Listed records:
— begin —

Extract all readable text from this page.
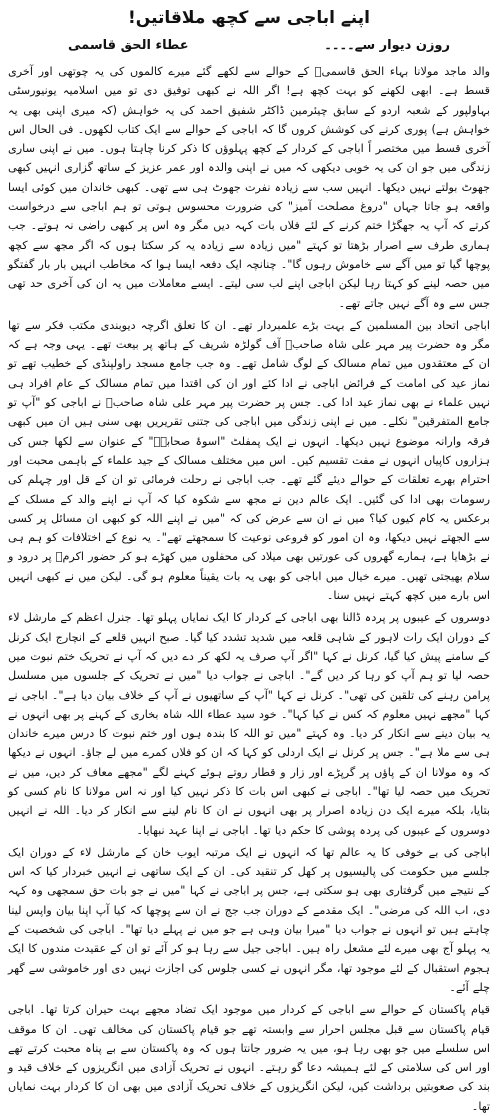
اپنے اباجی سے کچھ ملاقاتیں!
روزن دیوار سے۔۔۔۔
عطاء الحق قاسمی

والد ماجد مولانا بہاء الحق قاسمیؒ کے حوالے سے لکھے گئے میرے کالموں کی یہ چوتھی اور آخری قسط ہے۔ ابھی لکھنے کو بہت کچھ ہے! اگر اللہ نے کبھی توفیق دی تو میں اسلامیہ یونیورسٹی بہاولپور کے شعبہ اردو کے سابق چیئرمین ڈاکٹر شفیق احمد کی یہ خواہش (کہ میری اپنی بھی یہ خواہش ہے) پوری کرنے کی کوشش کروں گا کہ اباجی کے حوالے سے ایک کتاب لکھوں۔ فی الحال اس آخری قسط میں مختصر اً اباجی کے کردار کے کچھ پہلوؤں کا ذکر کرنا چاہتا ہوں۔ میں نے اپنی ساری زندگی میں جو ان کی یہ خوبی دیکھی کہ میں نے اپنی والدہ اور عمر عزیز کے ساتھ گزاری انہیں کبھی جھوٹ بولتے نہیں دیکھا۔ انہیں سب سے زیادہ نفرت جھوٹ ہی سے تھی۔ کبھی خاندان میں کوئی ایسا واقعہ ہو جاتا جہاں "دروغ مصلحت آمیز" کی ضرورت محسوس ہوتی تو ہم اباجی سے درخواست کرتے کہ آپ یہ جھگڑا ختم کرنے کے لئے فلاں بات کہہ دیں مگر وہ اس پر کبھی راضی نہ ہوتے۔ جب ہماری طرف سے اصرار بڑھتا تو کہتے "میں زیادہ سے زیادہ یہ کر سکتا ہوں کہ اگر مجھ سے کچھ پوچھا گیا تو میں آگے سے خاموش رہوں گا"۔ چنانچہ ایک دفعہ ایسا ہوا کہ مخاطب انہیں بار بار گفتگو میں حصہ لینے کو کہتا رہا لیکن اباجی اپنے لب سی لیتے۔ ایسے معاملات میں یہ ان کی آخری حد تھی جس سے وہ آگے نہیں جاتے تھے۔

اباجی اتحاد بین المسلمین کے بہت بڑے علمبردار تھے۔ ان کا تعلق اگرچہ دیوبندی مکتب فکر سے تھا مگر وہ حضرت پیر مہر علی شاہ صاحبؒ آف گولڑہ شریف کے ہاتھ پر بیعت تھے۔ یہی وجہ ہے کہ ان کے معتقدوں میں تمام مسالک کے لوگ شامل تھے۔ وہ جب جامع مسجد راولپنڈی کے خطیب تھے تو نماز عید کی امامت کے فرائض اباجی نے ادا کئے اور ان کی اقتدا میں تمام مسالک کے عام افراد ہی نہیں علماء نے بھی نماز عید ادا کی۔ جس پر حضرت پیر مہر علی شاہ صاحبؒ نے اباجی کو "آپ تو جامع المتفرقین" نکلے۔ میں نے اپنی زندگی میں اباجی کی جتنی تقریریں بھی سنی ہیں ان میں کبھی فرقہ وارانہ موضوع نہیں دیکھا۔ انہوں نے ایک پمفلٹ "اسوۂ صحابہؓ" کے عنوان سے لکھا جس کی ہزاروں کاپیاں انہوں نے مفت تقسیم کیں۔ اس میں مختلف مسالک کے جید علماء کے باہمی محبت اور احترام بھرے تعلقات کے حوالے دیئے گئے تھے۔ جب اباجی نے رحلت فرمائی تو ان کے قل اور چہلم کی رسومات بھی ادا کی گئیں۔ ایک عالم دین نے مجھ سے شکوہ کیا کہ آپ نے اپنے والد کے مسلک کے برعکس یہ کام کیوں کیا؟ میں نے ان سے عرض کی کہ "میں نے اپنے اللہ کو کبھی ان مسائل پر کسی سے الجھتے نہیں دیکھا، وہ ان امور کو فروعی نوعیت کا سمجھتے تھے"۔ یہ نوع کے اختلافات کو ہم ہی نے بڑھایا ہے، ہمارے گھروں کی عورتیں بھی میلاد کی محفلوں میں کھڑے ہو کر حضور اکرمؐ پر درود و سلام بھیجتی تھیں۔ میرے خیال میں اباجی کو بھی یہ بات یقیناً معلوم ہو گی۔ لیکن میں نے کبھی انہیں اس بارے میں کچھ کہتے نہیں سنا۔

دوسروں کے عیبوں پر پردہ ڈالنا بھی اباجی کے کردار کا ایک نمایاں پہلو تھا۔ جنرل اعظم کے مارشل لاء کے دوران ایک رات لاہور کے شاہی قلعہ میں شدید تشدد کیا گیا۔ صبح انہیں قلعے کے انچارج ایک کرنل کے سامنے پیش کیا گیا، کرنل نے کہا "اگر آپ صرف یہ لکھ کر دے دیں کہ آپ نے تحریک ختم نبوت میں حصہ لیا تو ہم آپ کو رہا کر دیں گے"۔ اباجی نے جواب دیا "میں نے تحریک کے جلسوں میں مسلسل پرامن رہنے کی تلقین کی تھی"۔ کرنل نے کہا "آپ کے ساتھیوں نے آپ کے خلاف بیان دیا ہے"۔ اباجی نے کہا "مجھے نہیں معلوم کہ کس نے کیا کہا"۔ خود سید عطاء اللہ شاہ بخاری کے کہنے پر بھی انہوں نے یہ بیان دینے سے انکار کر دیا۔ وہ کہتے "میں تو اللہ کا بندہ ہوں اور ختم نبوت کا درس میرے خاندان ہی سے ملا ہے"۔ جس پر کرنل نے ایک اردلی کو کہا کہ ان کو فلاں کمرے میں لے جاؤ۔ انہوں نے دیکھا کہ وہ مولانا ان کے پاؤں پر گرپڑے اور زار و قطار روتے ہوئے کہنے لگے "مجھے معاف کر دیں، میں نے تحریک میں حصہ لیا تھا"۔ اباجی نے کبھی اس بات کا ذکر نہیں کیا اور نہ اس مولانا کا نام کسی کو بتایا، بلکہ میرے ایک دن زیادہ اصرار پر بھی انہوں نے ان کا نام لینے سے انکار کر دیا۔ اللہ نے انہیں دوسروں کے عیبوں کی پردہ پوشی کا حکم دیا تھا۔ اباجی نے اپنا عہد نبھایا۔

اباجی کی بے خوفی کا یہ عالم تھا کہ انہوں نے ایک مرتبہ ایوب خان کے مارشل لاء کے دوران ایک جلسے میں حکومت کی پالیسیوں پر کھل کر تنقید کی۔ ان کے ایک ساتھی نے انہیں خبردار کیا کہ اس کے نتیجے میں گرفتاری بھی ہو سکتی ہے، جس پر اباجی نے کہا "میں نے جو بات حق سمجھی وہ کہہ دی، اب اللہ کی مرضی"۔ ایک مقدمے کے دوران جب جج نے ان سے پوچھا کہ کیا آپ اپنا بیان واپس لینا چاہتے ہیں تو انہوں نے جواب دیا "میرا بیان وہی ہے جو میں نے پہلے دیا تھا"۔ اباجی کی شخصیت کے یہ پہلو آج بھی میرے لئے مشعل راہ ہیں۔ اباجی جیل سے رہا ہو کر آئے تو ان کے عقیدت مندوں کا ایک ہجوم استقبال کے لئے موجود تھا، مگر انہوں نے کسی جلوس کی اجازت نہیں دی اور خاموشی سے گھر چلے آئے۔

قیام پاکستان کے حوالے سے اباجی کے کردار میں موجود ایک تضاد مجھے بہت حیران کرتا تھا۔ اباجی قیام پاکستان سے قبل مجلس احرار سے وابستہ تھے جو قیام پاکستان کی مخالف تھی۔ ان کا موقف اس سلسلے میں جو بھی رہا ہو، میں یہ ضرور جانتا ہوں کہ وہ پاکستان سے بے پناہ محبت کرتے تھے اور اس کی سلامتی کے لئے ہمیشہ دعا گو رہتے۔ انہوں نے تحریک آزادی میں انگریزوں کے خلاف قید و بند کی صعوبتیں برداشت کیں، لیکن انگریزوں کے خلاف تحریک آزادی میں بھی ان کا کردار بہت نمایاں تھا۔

— end —
— begin —

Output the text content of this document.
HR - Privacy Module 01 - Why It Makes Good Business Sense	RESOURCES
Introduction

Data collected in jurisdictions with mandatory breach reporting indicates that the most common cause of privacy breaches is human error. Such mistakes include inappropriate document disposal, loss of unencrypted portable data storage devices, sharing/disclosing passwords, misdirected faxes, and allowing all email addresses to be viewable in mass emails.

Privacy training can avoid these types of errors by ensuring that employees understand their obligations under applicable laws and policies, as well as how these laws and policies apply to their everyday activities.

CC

— end —

Job: Search the lines above for the string "this", then show every one that has it.

Complete output:
Extract all readable text from this page.
Output the text content of this document.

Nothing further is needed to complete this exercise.